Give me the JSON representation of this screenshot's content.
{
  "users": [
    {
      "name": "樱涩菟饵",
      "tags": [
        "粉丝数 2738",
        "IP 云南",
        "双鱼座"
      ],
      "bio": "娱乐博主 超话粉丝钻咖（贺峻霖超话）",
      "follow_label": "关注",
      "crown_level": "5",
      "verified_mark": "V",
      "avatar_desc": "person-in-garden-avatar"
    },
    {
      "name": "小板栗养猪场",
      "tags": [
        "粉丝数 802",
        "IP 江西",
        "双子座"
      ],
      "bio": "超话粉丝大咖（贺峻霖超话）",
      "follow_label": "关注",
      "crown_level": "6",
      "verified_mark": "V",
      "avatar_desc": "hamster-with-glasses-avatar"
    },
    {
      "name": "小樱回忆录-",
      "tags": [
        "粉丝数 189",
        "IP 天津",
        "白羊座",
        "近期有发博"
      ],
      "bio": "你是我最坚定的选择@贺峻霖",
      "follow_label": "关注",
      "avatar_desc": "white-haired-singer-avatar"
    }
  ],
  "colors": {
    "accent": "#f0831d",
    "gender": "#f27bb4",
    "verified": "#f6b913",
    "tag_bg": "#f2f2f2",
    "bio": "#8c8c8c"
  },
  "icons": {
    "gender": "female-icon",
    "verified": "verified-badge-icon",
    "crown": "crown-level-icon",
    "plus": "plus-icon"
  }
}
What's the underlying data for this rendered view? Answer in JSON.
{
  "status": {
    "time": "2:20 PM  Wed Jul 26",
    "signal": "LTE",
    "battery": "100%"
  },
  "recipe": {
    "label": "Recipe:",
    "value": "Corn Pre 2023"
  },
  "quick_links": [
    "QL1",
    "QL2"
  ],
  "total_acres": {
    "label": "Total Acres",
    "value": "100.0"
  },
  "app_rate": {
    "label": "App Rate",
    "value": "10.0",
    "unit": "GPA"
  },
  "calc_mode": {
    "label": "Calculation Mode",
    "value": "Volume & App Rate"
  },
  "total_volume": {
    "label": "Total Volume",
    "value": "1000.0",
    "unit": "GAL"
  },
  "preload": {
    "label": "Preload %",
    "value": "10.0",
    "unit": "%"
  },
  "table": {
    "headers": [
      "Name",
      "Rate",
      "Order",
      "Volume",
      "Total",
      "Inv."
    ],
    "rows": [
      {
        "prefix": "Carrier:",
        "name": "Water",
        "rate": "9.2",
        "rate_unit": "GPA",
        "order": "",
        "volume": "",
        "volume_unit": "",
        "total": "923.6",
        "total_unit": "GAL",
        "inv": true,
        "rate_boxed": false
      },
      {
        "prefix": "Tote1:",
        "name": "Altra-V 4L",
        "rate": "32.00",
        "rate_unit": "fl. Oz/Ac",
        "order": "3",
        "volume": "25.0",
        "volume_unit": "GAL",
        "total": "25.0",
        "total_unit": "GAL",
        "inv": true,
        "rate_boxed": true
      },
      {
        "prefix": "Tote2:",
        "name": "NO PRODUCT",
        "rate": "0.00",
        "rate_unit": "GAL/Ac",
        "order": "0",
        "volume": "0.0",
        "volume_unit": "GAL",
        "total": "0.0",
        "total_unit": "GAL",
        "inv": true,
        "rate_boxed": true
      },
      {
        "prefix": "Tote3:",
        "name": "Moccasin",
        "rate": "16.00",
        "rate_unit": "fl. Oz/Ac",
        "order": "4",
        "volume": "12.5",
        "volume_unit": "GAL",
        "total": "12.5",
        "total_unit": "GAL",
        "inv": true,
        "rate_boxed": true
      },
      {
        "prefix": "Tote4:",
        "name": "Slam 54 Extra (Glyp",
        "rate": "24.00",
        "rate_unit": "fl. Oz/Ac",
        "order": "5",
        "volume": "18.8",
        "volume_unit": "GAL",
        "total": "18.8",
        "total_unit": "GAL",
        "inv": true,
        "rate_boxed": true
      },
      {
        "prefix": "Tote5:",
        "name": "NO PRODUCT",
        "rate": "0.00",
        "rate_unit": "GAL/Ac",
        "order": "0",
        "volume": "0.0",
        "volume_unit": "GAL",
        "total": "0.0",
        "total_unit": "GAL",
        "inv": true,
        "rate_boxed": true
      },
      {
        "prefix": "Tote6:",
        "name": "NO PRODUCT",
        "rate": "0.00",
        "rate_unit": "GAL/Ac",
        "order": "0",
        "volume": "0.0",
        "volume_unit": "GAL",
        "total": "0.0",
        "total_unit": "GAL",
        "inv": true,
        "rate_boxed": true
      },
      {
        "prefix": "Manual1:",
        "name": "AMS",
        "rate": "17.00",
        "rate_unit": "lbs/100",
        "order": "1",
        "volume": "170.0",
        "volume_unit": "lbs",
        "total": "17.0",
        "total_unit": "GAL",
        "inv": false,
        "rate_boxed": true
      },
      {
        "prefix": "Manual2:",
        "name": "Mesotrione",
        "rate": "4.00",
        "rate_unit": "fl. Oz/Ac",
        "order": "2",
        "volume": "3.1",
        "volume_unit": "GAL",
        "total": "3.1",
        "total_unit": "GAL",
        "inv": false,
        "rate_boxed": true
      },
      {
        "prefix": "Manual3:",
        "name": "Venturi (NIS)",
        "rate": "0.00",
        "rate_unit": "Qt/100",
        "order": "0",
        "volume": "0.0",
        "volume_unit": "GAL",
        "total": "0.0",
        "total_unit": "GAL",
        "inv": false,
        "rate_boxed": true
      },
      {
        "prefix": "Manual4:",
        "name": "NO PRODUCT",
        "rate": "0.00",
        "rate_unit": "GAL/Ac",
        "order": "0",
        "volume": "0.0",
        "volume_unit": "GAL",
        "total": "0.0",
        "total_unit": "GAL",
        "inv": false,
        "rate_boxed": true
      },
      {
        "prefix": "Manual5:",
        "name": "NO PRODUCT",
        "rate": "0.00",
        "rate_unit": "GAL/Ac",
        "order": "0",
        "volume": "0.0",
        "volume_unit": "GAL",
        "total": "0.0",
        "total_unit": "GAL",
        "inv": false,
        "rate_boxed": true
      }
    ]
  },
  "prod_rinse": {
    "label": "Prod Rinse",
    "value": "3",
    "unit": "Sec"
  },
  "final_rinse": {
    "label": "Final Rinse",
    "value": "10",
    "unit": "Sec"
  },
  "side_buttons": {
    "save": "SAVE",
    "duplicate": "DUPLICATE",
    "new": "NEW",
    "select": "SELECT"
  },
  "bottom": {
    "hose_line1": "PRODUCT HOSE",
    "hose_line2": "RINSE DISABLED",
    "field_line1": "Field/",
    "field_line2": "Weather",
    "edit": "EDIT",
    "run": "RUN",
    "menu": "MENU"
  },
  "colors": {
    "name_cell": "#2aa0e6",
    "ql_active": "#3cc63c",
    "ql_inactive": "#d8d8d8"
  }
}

### WRITTEN PROBLEM
Copy out each line that contains the word "贺峻霖超话".

### EXPECTED OUTPUT
      "bio": "娱乐博主 超话粉丝钻咖（贺峻霖超话）",
      "bio": "超话粉丝大咖（贺峻霖超话）",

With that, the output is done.